## GIVEN REQUEST
Give every line from the entries that contains "type".

## PROVIDED RECORDS
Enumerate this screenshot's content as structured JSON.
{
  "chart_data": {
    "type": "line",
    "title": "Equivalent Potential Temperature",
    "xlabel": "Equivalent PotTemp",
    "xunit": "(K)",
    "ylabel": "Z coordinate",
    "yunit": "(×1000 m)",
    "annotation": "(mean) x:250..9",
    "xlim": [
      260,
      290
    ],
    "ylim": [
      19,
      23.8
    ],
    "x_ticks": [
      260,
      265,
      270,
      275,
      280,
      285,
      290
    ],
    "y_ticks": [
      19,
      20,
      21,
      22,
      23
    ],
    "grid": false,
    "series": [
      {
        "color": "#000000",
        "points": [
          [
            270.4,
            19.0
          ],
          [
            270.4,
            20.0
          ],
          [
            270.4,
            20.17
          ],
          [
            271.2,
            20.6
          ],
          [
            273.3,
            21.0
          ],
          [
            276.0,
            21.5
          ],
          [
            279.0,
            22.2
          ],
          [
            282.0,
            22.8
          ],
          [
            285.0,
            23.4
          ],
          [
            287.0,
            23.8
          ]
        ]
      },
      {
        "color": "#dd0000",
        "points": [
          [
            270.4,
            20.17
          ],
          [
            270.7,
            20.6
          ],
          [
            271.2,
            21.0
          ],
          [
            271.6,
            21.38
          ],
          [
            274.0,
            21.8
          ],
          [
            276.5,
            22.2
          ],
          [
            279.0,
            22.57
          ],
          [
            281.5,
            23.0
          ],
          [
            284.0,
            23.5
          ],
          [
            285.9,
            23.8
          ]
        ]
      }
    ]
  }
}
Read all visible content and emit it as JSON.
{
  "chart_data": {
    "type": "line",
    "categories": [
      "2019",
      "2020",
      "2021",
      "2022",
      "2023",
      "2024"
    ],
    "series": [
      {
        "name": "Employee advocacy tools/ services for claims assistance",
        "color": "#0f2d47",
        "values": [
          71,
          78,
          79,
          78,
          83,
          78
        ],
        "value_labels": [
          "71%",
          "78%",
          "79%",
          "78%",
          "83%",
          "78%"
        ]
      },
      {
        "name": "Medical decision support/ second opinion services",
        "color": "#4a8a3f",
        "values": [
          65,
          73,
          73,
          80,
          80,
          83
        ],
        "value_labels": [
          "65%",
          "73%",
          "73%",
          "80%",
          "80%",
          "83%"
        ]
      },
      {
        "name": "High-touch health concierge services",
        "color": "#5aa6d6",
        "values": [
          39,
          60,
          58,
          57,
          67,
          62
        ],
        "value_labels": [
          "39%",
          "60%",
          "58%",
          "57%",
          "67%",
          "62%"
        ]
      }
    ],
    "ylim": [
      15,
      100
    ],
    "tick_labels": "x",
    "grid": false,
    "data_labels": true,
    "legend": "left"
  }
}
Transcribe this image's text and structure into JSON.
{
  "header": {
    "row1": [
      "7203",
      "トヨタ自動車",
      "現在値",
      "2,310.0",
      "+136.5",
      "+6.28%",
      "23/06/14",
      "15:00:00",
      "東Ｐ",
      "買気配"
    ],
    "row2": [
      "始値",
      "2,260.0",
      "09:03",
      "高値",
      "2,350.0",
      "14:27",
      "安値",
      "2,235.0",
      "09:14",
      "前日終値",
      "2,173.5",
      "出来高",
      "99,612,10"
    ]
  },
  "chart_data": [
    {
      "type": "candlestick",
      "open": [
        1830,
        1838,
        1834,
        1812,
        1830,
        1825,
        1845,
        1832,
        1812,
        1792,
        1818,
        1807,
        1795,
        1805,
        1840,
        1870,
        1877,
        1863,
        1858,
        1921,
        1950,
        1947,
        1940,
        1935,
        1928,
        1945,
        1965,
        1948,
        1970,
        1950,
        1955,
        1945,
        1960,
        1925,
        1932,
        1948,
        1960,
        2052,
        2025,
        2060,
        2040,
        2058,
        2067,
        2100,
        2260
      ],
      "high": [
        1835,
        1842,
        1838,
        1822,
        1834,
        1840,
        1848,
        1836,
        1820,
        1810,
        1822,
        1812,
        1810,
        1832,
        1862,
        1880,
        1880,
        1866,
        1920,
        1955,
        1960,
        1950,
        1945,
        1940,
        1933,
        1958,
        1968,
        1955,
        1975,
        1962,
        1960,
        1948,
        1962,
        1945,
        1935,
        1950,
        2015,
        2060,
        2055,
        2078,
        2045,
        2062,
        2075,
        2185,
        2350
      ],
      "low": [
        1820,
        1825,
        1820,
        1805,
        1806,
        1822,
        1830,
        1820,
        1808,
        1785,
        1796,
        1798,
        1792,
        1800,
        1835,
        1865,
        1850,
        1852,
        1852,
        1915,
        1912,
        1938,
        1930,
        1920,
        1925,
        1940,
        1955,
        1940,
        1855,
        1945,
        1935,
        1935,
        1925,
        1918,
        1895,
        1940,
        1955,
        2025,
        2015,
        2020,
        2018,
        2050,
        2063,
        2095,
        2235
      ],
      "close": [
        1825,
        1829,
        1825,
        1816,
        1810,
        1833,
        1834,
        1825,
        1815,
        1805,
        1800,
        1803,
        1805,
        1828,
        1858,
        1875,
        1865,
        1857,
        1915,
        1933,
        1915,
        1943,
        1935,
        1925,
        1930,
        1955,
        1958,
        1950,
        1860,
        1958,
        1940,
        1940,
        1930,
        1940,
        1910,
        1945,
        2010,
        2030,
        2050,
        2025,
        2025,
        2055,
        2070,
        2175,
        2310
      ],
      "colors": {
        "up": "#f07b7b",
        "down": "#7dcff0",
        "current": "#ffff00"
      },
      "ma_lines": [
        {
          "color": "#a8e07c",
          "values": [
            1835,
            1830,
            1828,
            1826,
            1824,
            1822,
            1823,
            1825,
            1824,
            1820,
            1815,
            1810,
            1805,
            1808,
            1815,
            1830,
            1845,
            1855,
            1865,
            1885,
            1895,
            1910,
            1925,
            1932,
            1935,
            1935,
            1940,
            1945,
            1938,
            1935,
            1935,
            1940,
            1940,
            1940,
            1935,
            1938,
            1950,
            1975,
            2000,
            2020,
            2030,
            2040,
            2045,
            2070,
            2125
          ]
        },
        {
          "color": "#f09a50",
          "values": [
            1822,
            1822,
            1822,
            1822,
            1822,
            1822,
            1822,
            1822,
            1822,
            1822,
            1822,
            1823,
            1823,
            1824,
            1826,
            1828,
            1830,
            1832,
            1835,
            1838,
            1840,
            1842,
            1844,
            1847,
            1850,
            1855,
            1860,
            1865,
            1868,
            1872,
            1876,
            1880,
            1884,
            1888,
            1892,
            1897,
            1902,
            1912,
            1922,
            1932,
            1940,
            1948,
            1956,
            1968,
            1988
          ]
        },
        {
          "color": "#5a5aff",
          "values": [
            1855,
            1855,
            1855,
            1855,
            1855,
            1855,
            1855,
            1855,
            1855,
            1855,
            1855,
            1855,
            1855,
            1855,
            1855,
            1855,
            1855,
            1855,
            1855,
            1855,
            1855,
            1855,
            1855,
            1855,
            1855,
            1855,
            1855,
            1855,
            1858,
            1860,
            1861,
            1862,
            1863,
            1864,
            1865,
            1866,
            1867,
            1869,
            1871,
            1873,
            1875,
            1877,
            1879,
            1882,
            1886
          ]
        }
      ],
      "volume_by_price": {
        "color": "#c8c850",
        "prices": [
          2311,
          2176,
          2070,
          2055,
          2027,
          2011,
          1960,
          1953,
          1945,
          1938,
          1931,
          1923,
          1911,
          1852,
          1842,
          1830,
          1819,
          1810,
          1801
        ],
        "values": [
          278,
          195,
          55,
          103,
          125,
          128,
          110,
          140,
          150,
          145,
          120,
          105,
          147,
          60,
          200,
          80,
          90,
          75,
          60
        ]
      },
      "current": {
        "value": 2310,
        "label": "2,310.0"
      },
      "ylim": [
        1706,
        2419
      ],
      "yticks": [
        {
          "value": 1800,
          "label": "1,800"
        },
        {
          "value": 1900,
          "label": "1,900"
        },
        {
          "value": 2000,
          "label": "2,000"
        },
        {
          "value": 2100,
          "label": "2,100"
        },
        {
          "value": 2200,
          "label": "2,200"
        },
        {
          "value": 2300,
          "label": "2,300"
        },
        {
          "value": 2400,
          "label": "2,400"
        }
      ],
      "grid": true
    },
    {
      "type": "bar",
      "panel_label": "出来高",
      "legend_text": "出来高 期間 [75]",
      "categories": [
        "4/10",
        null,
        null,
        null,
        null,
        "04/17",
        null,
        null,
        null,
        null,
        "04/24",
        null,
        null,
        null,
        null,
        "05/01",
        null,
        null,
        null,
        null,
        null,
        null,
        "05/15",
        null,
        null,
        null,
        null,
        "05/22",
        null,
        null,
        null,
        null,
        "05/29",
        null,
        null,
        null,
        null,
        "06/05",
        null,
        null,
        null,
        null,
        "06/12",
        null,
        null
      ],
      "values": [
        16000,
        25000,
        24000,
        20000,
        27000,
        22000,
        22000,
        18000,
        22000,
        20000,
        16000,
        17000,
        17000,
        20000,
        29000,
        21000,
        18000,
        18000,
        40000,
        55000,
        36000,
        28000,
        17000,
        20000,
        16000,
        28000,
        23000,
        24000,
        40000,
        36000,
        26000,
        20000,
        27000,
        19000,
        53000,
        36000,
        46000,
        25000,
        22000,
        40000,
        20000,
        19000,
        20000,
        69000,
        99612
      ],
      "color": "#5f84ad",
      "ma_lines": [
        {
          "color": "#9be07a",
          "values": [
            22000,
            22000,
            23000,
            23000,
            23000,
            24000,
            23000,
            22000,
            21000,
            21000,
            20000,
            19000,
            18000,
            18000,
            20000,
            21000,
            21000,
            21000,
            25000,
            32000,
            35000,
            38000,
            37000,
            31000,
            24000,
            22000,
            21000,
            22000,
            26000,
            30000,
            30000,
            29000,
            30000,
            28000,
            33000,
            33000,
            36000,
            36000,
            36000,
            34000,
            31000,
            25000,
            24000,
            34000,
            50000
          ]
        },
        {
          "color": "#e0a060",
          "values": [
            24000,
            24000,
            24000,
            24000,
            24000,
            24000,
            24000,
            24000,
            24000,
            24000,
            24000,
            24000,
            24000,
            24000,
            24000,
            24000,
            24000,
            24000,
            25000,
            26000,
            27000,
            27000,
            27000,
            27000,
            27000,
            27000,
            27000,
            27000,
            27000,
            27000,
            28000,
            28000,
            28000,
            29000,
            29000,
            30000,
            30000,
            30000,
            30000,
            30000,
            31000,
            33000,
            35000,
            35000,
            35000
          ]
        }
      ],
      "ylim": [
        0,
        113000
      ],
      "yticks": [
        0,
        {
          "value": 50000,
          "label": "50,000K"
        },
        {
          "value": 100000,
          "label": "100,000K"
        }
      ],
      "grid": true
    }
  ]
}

## CORRECT RESULT
    "type": "line",
    "type": "line",
      "type": "candlestick",
      "type": "bar",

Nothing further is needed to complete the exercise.